** begin RECORDS FOR PROCESSING **

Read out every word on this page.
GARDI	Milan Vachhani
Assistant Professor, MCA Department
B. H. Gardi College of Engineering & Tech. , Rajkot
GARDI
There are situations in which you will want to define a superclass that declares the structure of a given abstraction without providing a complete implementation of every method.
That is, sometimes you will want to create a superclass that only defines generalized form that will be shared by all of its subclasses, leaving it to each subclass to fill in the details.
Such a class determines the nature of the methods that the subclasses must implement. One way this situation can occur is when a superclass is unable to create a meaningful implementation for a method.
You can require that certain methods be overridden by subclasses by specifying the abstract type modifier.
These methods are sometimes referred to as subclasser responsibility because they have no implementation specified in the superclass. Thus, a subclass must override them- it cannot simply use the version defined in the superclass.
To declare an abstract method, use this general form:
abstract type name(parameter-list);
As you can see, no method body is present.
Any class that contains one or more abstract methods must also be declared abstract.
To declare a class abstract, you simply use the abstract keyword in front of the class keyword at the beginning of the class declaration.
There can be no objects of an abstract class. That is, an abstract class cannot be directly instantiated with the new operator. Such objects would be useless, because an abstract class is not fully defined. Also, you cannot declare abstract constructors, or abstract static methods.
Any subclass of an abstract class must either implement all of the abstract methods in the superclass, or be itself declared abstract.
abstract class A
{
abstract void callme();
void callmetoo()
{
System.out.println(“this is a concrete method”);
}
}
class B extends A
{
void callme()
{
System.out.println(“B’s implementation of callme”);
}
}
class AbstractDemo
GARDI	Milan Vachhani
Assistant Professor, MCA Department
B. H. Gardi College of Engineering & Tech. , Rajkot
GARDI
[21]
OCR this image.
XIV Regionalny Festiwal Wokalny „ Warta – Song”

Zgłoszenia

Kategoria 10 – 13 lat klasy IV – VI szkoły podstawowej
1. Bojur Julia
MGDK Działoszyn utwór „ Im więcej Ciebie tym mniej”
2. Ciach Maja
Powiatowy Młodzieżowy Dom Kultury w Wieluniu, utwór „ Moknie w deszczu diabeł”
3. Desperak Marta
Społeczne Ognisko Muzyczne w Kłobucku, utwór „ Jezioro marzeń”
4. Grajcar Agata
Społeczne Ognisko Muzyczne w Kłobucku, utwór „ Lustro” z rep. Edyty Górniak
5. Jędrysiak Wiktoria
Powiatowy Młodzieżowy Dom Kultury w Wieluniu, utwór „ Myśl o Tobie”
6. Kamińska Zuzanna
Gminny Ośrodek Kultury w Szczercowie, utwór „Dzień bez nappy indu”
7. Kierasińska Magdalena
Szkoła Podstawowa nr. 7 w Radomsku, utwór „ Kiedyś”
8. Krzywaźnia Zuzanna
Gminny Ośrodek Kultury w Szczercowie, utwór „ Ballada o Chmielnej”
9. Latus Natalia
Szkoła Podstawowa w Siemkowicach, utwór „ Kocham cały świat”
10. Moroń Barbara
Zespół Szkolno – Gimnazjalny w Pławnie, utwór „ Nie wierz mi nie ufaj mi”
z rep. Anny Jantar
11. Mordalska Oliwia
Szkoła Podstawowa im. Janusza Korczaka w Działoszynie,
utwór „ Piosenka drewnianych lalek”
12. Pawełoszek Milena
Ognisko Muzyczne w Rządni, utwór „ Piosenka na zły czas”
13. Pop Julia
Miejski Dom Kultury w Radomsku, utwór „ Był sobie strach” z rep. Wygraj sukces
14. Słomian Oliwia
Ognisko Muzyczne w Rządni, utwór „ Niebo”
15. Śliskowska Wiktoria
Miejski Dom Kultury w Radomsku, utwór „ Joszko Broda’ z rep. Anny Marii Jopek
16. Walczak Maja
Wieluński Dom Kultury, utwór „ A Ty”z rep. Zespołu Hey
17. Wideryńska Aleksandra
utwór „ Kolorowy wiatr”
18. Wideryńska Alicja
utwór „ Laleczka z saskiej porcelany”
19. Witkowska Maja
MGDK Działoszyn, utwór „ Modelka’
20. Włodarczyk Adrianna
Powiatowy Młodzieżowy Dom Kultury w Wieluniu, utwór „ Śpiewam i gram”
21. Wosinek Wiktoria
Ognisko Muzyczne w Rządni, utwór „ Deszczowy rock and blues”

** end RECORDS FOR PROCESSING **

> _BRIEF_:
Send back every record, precisely as written.

> _TASK ANSWER_:
Read out every word on this page.
GARDI	Milan Vachhani
Assistant Professor, MCA Department
B. H. Gardi College of Engineering & Tech. , Rajkot
GARDI
There are situations in which you will want to define a superclass that declares the structure of a given abstraction without providing a complete implementation of every method.
That is, sometimes you will want to create a superclass that only defines generalized form that will be shared by all of its subclasses, leaving it to each subclass to fill in the details.
Such a class determines the nature of the methods that the subclasses must implement. One way this situation can occur is when a superclass is unable to create a meaningful implementation for a method.
You can require that certain methods be overridden by subclasses by specifying the abstract type modifier.
These methods are sometimes referred to as subclasser responsibility because they have no implementation specified in the superclass. Thus, a subclass must override them- it cannot simply use the version defined in the superclass.
To declare an abstract method, use this general form:
abstract type name(parameter-list);
As you can see, no method body is present.
Any class that contains one or more abstract methods must also be declared abstract.
To declare a class abstract, you simply use the abstract keyword in front of the class keyword at the beginning of the class declaration.
There can be no objects of an abstract class. That is, an abstract class cannot be directly instantiated with the new operator. Such objects would be useless, because an abstract class is not fully defined. Also, you cannot declare abstract constructors, or abstract static methods.
Any subclass of an abstract class must either implement all of the abstract methods in the superclass, or be itself declared abstract.
abstract class A
{
abstract void callme();
void callmetoo()
{
System.out.println(“this is a concrete method”);
}
}
class B extends A
{
void callme()
{
System.out.println(“B’s implementation of callme”);
}
}
class AbstractDemo
GARDI	Milan Vachhani
Assistant Professor, MCA Department
B. H. Gardi College of Engineering & Tech. , Rajkot
GARDI
[21]
OCR this image.
XIV Regionalny Festiwal Wokalny „ Warta – Song”

Zgłoszenia

Kategoria 10 – 13 lat klasy IV – VI szkoły podstawowej
1. Bojur Julia
MGDK Działoszyn utwór „ Im więcej Ciebie tym mniej”
2. Ciach Maja
Powiatowy Młodzieżowy Dom Kultury w Wieluniu, utwór „ Moknie w deszczu diabeł”
3. Desperak Marta
Społeczne Ognisko Muzyczne w Kłobucku, utwór „ Jezioro marzeń”
4. Grajcar Agata
Społeczne Ognisko Muzyczne w Kłobucku, utwór „ Lustro” z rep. Edyty Górniak
5. Jędrysiak Wiktoria
Powiatowy Młodzieżowy Dom Kultury w Wieluniu, utwór „ Myśl o Tobie”
6. Kamińska Zuzanna
Gminny Ośrodek Kultury w Szczercowie, utwór „Dzień bez nappy indu”
7. Kierasińska Magdalena
Szkoła Podstawowa nr. 7 w Radomsku, utwór „ Kiedyś”
8. Krzywaźnia Zuzanna
Gminny Ośrodek Kultury w Szczercowie, utwór „ Ballada o Chmielnej”
9. Latus Natalia
Szkoła Podstawowa w Siemkowicach, utwór „ Kocham cały świat”
10. Moroń Barbara
Zespół Szkolno – Gimnazjalny w Pławnie, utwór „ Nie wierz mi nie ufaj mi”
z rep. Anny Jantar
11. Mordalska Oliwia
Szkoła Podstawowa im. Janusza Korczaka w Działoszynie,
utwór „ Piosenka drewnianych lalek”
12. Pawełoszek Milena
Ognisko Muzyczne w Rządni, utwór „ Piosenka na zły czas”
13. Pop Julia
Miejski Dom Kultury w Radomsku, utwór „ Był sobie strach” z rep. Wygraj sukces
14. Słomian Oliwia
Ognisko Muzyczne w Rządni, utwór „ Niebo”
15. Śliskowska Wiktoria
Miejski Dom Kultury w Radomsku, utwór „ Joszko Broda’ z rep. Anny Marii Jopek
16. Walczak Maja
Wieluński Dom Kultury, utwór „ A Ty”z rep. Zespołu Hey
17. Wideryńska Aleksandra
utwór „ Kolorowy wiatr”
18. Wideryńska Alicja
utwór „ Laleczka z saskiej porcelany”
19. Witkowska Maja
MGDK Działoszyn, utwór „ Modelka’
20. Włodarczyk Adrianna
Powiatowy Młodzieżowy Dom Kultury w Wieluniu, utwór „ Śpiewam i gram”
21. Wosinek Wiktoria
Ognisko Muzyczne w Rządni, utwór „ Deszczowy rock and blues”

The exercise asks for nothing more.